## GESELECTEERD FRAGMENT:
^^^^
Onderweg naar het internetcafe houd ik even halt voor een sanitaire stop bij
het Vat. Als ik opgelucht het toilet verlaat zie ik een man op het terras zitten
die ik al in het vliegtuig had gezien en van wie ik zeker wist dat ik hem kende.
Nu trek ik toch de stoute schoenen aan en vraag hem waar ik hem van zou kunnen
kennen. Als we ons aan elkaar voorstellen weten we het in een keer. Hij is Piet
van Hest, oud-directeur van het theater in Maastricht. Met elkaar - en nog heel
veel anderen - hebben we het grote feest op 31 december 2001 ter introductie van
de euro georganiseerd. Hij houdt hier een beetje vakantie. Later voegt zich bij
ons Erik Veldhoen, die hier al weer heel lang geleden enkele jaren heeft
gewerkt. Die vertelt weer over zijn kennis Rob Goedhart, die door de bisschop is
gevraagd om het vastgoed te beheren en te ontwikkelen. Als ik nu woensdagochtend
de kathedraal in mag, dan weet u hoe dat komt. Dan moet ik Van Hest ook nog even
vragen of hij familie is van de architect Carel van Hest, die de verbouwing van
het Nola Hatterman Instituut heeft gedaan.
^^^^
## AANGELEVERDE GEGEVENS:

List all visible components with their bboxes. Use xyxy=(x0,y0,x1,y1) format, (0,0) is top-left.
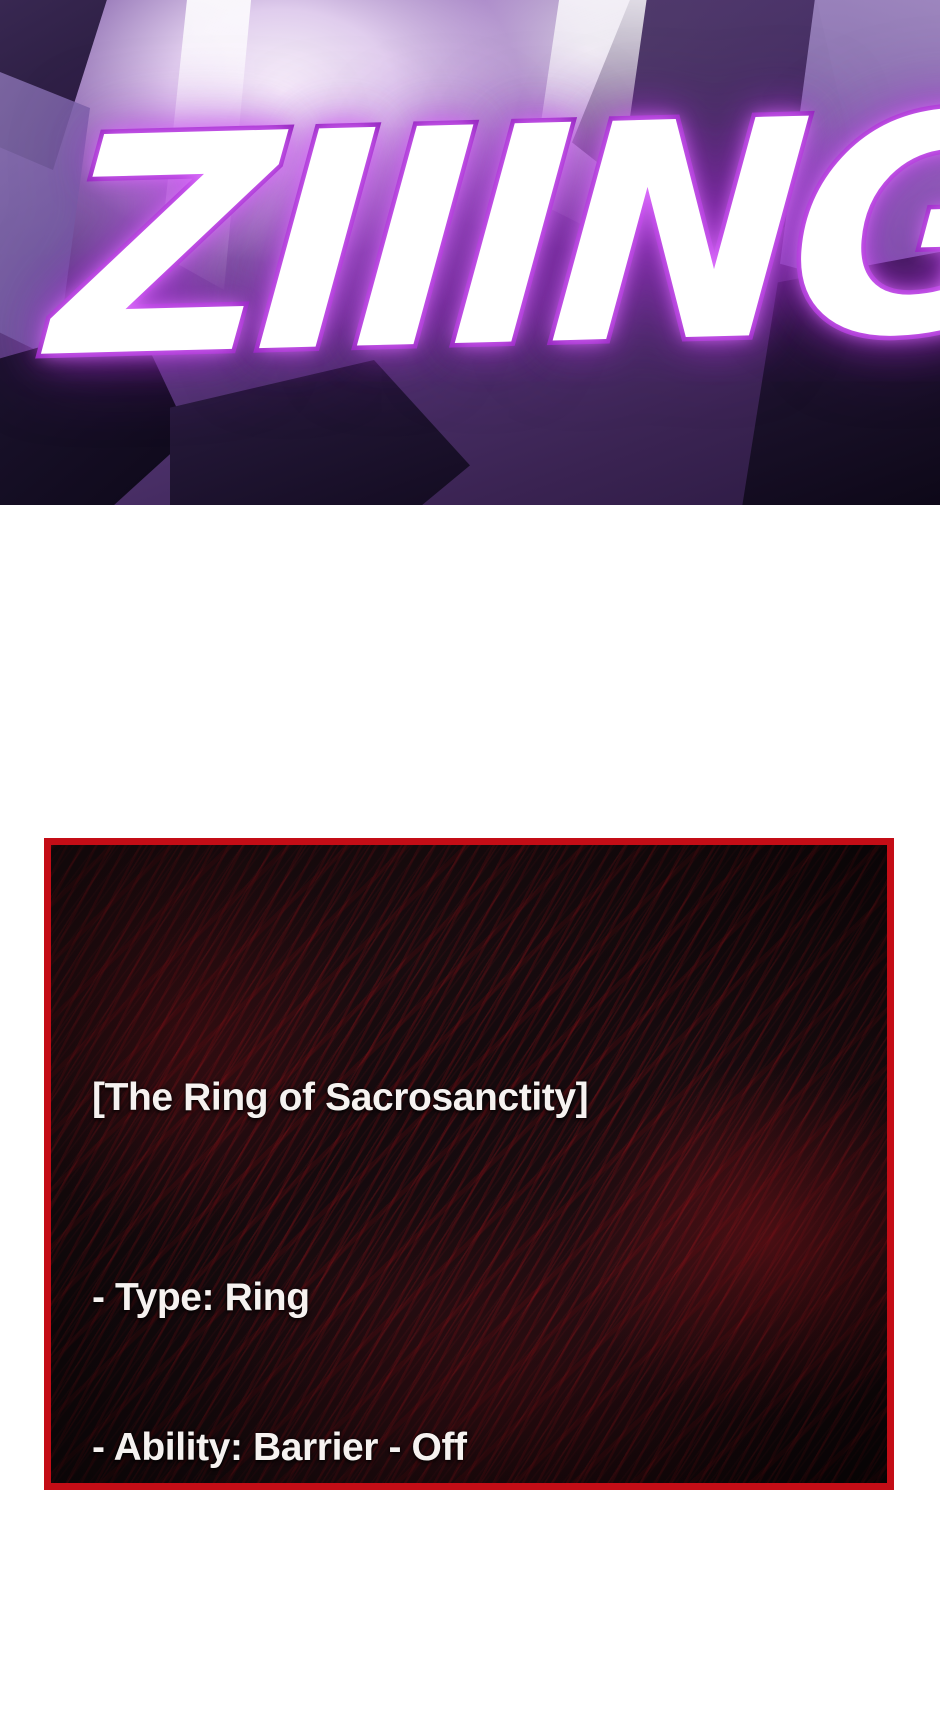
^^^^
## SCHRIFTELIJKE OPDRACHTEN:
a: Welke functie had Piet van Hest vroeger volgens het reisverslag?
b: Vervolg het reisverslag na de laatste zin.
De gegevens hebben niets met het reisverslag te maken.

## ANTWOORDEN PER OPDRACHT:
a: Hij was directeur van het theater in Maastricht.

b:
De dag is nog lang niet ten einde. Maar mijn ruimte om aan dit weblog te
werken wel. Straks komt Dikland zijn bedoelingen met de koffieloods van Peperpot
uiteenzetten. En daarna zijn we uitgenodigd door Erik Schilp voor het avondeten.
Dan zullen we van elkaar horen wat de gesprekken met de aannemers, met Stanley
Sidoel, met Nola Hatterman-mensen - een delegatie van de Rietveld Academie is nu
daar op bezoek om ook wat samenwerking op te bouwen - en anderen hebben
opgeleverd. Wat ik zo terloops hoorde was veelbelovend. Blijf dus
optimistisch.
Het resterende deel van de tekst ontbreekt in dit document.